Short exercise A: In the passage on the spherical cow, which field does the metaphor originate in?

Passage provided:
_____
The spherical cow is a humorous metaphor for highly simplified scientific models of complex phenomena. Originating in theoretical physics, the metaphor refers to physicists' tendency to reduce a problem to the simplest form imaginable in order to make calculations more feasible, even if the simplification hinders the model's application to reality.

The metaphor and variants have subsequently been used in other disciplines.

History 

The phrase comes from a joke that spoofs the simplifying assumptions sometimes used in theoretical physics.

It is told in many variants, including a joke about a physicist who said he could predict the winner of any race provided it involved spherical horses moving through a vacuum. A 1973 letter to the editor in the journal Science describes the "famous story" about a physicist whose solution to a poultry farm's egg-production problems began with "Postulate a spherical chicken".
_____
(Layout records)
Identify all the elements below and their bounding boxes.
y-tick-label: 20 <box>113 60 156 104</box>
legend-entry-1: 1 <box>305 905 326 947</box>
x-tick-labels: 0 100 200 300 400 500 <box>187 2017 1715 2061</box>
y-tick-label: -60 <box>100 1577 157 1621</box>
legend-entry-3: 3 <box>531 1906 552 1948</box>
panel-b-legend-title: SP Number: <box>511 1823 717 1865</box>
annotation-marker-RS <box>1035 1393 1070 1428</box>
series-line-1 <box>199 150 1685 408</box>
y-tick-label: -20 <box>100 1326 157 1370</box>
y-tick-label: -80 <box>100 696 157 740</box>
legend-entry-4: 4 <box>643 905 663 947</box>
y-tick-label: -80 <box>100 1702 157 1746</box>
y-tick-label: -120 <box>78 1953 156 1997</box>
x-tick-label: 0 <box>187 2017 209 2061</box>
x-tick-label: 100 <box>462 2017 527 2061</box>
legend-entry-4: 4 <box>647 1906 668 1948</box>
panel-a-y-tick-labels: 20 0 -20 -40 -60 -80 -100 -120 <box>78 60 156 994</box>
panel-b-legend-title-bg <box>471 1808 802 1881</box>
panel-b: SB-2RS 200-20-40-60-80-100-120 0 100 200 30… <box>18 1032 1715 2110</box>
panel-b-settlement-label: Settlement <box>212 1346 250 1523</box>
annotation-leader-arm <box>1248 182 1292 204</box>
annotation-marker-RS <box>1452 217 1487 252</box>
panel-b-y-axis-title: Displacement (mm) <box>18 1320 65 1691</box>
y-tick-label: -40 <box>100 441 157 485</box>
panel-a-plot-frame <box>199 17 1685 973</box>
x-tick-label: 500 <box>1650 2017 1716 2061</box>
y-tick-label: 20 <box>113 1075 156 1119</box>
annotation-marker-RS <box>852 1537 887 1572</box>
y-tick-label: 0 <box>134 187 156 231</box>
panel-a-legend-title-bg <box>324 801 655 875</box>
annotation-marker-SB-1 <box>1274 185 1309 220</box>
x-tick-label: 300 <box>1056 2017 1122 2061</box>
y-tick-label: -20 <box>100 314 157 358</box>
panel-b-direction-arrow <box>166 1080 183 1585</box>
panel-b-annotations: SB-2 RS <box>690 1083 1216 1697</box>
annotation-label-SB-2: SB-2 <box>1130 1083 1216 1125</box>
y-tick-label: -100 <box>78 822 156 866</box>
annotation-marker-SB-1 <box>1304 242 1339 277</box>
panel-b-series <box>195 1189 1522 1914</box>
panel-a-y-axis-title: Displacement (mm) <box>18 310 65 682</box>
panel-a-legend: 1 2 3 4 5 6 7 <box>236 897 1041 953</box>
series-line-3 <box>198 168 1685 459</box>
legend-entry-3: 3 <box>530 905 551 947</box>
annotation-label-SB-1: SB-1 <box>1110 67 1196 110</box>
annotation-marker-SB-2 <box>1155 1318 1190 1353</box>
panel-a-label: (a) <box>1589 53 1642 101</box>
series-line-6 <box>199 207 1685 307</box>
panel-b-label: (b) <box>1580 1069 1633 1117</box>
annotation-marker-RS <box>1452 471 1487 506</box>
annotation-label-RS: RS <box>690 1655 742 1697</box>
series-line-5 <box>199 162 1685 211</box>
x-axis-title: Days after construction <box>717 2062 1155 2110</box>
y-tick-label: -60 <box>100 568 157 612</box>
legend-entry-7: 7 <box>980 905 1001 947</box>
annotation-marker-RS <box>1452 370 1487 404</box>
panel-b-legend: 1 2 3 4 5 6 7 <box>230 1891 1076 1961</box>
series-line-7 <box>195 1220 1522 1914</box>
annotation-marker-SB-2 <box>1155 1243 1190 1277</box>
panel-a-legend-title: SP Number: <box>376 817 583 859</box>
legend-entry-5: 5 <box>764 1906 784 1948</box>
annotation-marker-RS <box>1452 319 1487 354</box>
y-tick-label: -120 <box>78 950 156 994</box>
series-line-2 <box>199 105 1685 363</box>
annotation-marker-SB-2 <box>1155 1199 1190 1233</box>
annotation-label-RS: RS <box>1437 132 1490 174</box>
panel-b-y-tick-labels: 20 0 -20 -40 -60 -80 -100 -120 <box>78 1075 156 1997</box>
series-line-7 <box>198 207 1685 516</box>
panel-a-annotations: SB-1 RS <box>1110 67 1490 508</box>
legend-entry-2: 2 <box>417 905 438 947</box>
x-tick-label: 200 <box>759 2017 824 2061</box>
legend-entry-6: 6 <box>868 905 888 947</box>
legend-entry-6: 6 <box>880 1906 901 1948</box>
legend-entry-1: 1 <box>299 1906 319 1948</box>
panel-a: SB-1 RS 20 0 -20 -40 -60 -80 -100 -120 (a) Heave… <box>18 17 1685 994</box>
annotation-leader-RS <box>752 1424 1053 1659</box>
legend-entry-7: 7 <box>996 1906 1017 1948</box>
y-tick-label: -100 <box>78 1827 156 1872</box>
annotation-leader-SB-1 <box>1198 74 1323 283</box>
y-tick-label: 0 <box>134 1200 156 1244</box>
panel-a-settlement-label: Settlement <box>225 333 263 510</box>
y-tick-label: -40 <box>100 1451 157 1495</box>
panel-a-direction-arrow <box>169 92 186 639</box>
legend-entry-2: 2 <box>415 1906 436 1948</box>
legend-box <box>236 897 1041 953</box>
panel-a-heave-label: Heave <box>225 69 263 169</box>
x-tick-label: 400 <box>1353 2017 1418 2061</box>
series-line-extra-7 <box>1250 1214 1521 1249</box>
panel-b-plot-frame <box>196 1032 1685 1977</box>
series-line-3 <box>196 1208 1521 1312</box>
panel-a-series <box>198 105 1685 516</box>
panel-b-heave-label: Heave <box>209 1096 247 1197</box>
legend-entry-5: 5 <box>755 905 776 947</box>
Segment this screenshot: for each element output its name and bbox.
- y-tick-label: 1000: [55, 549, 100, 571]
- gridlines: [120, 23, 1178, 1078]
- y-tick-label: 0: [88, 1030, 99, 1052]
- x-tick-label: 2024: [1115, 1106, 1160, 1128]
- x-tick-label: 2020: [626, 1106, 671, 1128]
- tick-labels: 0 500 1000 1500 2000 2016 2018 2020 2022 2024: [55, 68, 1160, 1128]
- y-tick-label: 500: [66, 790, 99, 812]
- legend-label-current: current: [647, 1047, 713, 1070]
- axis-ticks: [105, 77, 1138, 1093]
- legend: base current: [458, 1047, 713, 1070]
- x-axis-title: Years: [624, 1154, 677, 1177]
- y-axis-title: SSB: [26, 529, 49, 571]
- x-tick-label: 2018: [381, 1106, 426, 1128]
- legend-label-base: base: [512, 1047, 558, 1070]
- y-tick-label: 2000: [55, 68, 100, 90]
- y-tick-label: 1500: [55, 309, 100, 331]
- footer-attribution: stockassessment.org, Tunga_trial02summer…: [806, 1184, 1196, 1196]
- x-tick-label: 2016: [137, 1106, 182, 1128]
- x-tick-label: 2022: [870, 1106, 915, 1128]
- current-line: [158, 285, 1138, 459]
_____
Short exercise B: Copy out the layout rows from the first one down to and including the row containing "x-tick-label: 300 <box>1056".

Complete response A: Theoretical physics.

Complete response B:
Identify all the elements below and their bounding boxes.
y-tick-label: 20 <box>113 60 156 104</box>
legend-entry-1: 1 <box>305 905 326 947</box>
x-tick-labels: 0 100 200 300 400 500 <box>187 2017 1715 2061</box>
y-tick-label: -60 <box>100 1577 157 1621</box>
legend-entry-3: 3 <box>531 1906 552 1948</box>
panel-b-legend-title: SP Number: <box>511 1823 717 1865</box>
annotation-marker-RS <box>1035 1393 1070 1428</box>
series-line-1 <box>199 150 1685 408</box>
y-tick-label: -20 <box>100 1326 157 1370</box>
y-tick-label: -80 <box>100 696 157 740</box>
legend-entry-4: 4 <box>643 905 663 947</box>
y-tick-label: -80 <box>100 1702 157 1746</box>
y-tick-label: -120 <box>78 1953 156 1997</box>
x-tick-label: 0 <box>187 2017 209 2061</box>
x-tick-label: 100 <box>462 2017 527 2061</box>
legend-entry-4: 4 <box>647 1906 668 1948</box>
panel-a-y-tick-labels: 20 0 -20 -40 -60 -80 -100 -120 <box>78 60 156 994</box>
panel-b-legend-title-bg <box>471 1808 802 1881</box>
panel-b: SB-2RS 200-20-40-60-80-100-120 0 100 200 30… <box>18 1032 1715 2110</box>
panel-b-settlement-label: Settlement <box>212 1346 250 1523</box>
annotation-leader-arm <box>1248 182 1292 204</box>
annotation-marker-RS <box>1452 217 1487 252</box>
panel-b-y-axis-title: Displacement (mm) <box>18 1320 65 1691</box>
y-tick-label: -40 <box>100 441 157 485</box>
panel-a-plot-frame <box>199 17 1685 973</box>
x-tick-label: 500 <box>1650 2017 1716 2061</box>
y-tick-label: 20 <box>113 1075 156 1119</box>
annotation-marker-RS <box>852 1537 887 1572</box>
y-tick-label: 0 <box>134 187 156 231</box>
panel-a-legend-title-bg <box>324 801 655 875</box>
annotation-marker-SB-1 <box>1274 185 1309 220</box>
x-tick-label: 300 <box>1056 2017 1122 2061</box>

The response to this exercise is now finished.